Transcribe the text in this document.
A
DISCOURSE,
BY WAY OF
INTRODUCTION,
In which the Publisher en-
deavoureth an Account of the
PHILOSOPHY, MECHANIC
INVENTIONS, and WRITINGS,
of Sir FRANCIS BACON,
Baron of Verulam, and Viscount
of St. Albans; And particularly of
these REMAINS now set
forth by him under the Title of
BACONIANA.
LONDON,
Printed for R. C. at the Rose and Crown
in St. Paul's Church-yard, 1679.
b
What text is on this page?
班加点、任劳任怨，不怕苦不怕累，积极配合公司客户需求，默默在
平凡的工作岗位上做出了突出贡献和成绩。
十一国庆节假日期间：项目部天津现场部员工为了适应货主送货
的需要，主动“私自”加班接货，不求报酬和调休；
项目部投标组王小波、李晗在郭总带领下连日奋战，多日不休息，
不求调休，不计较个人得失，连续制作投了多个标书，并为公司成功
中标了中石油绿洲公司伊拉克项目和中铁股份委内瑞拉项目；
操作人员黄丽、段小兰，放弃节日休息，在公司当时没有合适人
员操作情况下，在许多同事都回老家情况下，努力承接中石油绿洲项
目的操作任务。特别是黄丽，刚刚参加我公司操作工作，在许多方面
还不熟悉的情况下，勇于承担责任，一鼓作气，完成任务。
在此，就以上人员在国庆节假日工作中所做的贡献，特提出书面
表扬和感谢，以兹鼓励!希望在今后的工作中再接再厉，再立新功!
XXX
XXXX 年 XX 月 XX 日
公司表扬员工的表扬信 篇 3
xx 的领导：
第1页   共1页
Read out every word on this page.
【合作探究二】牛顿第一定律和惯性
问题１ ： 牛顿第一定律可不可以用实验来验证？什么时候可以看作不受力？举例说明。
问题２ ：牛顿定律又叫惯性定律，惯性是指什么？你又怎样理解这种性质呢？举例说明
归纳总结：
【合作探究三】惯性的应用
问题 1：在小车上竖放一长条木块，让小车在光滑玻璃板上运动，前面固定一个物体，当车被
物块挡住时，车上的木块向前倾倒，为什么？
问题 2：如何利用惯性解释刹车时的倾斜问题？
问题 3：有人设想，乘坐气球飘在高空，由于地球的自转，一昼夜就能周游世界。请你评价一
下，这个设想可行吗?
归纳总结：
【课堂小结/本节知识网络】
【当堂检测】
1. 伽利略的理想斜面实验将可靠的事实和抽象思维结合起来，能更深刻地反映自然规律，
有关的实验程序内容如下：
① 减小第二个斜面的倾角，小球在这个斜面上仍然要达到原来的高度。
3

★ ★ ★ ★ ★ ★ ★

(WRITTEN INSTRUCTION)
Emit the full listing verbatim.

(REPLY TO THE TASK)
Transcribe the text in this document.
A
DISCOURSE,
BY WAY OF
INTRODUCTION,
In which the Publisher en-
deavoureth an Account of the
PHILOSOPHY, MECHANIC
INVENTIONS, and WRITINGS,
of Sir FRANCIS BACON,
Baron of Verulam, and Viscount
of St. Albans; And particularly of
these REMAINS now set
forth by him under the Title of
BACONIANA.
LONDON,
Printed for R. C. at the Rose and Crown
in St. Paul's Church-yard, 1679.
b
What text is on this page?
班加点、任劳任怨，不怕苦不怕累，积极配合公司客户需求，默默在
平凡的工作岗位上做出了突出贡献和成绩。
十一国庆节假日期间：项目部天津现场部员工为了适应货主送货
的需要，主动“私自”加班接货，不求报酬和调休；
项目部投标组王小波、李晗在郭总带领下连日奋战，多日不休息，
不求调休，不计较个人得失，连续制作投了多个标书，并为公司成功
中标了中石油绿洲公司伊拉克项目和中铁股份委内瑞拉项目；
操作人员黄丽、段小兰，放弃节日休息，在公司当时没有合适人
员操作情况下，在许多同事都回老家情况下，努力承接中石油绿洲项
目的操作任务。特别是黄丽，刚刚参加我公司操作工作，在许多方面
还不熟悉的情况下，勇于承担责任，一鼓作气，完成任务。
在此，就以上人员在国庆节假日工作中所做的贡献，特提出书面
表扬和感谢，以兹鼓励!希望在今后的工作中再接再厉，再立新功!
XXX
XXXX 年 XX 月 XX 日
公司表扬员工的表扬信 篇 3
xx 的领导：
第1页   共1页
Read out every word on this page.
【合作探究二】牛顿第一定律和惯性
问题１ ： 牛顿第一定律可不可以用实验来验证？什么时候可以看作不受力？举例说明。
问题２ ：牛顿定律又叫惯性定律，惯性是指什么？你又怎样理解这种性质呢？举例说明
归纳总结：
【合作探究三】惯性的应用
问题 1：在小车上竖放一长条木块，让小车在光滑玻璃板上运动，前面固定一个物体，当车被
物块挡住时，车上的木块向前倾倒，为什么？
问题 2：如何利用惯性解释刹车时的倾斜问题？
问题 3：有人设想，乘坐气球飘在高空，由于地球的自转，一昼夜就能周游世界。请你评价一
下，这个设想可行吗?
归纳总结：
【课堂小结/本节知识网络】
【当堂检测】
1. 伽利略的理想斜面实验将可靠的事实和抽象思维结合起来，能更深刻地反映自然规律，
有关的实验程序内容如下：
① 减小第二个斜面的倾角，小球在这个斜面上仍然要达到原来的高度。
3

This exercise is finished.